• [Task inputs]
--- Begin ---

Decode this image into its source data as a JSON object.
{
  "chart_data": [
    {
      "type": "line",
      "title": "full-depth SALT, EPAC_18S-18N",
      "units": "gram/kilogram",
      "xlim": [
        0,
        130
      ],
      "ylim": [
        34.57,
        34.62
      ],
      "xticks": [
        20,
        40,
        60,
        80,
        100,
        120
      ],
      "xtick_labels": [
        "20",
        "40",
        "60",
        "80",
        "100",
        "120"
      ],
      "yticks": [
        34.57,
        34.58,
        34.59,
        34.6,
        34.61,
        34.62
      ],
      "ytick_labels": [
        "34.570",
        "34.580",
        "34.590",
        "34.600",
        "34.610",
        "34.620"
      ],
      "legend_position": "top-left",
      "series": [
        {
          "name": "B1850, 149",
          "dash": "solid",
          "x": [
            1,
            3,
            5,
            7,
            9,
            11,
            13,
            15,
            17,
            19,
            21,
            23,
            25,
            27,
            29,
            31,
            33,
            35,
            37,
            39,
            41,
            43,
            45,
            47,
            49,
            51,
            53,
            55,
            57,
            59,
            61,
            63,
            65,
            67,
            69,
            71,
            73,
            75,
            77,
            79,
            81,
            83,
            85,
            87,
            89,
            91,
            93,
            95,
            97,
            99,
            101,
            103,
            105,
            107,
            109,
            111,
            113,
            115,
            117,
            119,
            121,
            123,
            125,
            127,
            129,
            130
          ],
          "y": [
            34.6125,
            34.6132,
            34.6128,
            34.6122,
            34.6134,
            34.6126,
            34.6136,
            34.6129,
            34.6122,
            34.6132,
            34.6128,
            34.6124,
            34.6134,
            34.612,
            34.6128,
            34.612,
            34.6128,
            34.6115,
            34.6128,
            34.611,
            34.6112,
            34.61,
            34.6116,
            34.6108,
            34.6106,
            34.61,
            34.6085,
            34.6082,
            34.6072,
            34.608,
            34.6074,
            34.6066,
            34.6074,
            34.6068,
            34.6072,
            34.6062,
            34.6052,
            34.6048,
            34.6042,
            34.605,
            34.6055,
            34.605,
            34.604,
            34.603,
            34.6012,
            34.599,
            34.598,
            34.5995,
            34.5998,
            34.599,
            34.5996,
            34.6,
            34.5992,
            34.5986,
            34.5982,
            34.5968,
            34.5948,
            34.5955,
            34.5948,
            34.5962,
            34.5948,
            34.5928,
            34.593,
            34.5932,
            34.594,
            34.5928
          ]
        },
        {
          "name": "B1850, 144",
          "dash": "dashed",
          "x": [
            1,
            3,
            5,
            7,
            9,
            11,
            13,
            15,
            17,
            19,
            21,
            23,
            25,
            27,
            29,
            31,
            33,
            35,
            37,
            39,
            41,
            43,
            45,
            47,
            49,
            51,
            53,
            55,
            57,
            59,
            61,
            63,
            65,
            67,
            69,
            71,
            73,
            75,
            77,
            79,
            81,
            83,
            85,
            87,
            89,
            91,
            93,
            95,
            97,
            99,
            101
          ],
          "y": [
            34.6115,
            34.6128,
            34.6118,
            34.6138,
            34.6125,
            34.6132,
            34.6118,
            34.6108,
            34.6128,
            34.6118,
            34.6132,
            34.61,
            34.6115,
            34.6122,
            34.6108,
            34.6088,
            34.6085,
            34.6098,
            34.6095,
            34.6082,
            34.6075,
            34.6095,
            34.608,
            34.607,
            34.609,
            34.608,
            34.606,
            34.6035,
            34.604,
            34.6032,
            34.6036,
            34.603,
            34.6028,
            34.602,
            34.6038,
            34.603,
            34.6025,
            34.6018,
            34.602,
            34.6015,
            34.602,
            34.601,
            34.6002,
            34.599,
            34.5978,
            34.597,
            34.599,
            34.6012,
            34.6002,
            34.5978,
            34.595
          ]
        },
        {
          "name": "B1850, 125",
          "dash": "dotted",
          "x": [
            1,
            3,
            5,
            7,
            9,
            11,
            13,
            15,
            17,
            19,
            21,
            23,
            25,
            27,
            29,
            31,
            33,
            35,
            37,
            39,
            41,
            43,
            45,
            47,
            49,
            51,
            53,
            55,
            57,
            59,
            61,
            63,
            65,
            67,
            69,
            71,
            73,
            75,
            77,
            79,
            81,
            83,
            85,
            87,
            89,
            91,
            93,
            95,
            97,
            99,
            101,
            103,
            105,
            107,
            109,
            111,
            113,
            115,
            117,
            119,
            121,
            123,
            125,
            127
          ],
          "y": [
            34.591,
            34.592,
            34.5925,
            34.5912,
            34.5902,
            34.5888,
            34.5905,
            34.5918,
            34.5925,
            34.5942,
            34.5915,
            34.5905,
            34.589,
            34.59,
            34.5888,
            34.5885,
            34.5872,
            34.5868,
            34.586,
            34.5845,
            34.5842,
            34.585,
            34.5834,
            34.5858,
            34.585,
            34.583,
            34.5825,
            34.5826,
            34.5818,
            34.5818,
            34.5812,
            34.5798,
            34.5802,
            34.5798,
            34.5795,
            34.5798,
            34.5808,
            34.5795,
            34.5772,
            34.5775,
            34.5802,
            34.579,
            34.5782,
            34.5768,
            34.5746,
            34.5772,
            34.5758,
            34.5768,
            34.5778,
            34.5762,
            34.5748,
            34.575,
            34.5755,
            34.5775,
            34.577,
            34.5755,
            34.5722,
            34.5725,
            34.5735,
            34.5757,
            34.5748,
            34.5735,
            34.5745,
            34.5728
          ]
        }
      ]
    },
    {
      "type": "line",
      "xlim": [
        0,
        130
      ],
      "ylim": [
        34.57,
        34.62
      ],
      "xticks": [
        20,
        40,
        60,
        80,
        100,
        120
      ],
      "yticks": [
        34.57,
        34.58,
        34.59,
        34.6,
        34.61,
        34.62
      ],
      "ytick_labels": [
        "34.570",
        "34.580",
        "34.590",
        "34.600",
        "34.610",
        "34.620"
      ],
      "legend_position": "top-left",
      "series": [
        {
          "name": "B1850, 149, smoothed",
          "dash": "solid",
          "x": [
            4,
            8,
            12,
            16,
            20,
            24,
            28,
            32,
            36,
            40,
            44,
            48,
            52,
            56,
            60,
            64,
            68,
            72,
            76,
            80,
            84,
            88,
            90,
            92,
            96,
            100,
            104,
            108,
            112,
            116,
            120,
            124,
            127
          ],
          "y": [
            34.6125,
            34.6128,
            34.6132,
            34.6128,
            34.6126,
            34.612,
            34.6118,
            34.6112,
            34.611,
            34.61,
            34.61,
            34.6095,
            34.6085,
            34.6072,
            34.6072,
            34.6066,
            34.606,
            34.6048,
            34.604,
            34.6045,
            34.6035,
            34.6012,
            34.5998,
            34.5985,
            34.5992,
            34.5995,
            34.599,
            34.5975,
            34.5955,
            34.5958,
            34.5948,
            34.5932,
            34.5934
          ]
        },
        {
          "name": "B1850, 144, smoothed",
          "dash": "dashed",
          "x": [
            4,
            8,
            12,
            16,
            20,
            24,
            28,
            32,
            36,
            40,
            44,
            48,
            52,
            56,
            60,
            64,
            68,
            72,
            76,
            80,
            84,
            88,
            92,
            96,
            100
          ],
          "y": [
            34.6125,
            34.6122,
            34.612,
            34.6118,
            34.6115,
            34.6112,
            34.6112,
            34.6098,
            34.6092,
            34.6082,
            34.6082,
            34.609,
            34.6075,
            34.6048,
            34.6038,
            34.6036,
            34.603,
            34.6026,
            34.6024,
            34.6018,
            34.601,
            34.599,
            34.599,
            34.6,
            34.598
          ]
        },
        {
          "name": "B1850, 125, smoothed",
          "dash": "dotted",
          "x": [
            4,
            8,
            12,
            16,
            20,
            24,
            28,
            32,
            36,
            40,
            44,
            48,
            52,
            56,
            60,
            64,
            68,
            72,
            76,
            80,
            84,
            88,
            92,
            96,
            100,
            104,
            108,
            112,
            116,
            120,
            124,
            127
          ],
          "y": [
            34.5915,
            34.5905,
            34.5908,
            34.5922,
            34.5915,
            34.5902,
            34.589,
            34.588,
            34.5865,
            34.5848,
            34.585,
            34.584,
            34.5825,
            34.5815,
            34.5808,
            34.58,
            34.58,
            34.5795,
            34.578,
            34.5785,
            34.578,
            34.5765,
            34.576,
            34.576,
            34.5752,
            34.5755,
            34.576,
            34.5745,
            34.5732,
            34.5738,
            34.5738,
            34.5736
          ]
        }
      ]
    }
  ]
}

--- End ---

• [What you are asked to do] Find the word "smoothed" in the entries above and gather every line that holds it.

• [Task output]
          "name": "B1850, 149, smoothed",
          "name": "B1850, 144, smoothed",
          "name": "B1850, 125, smoothed",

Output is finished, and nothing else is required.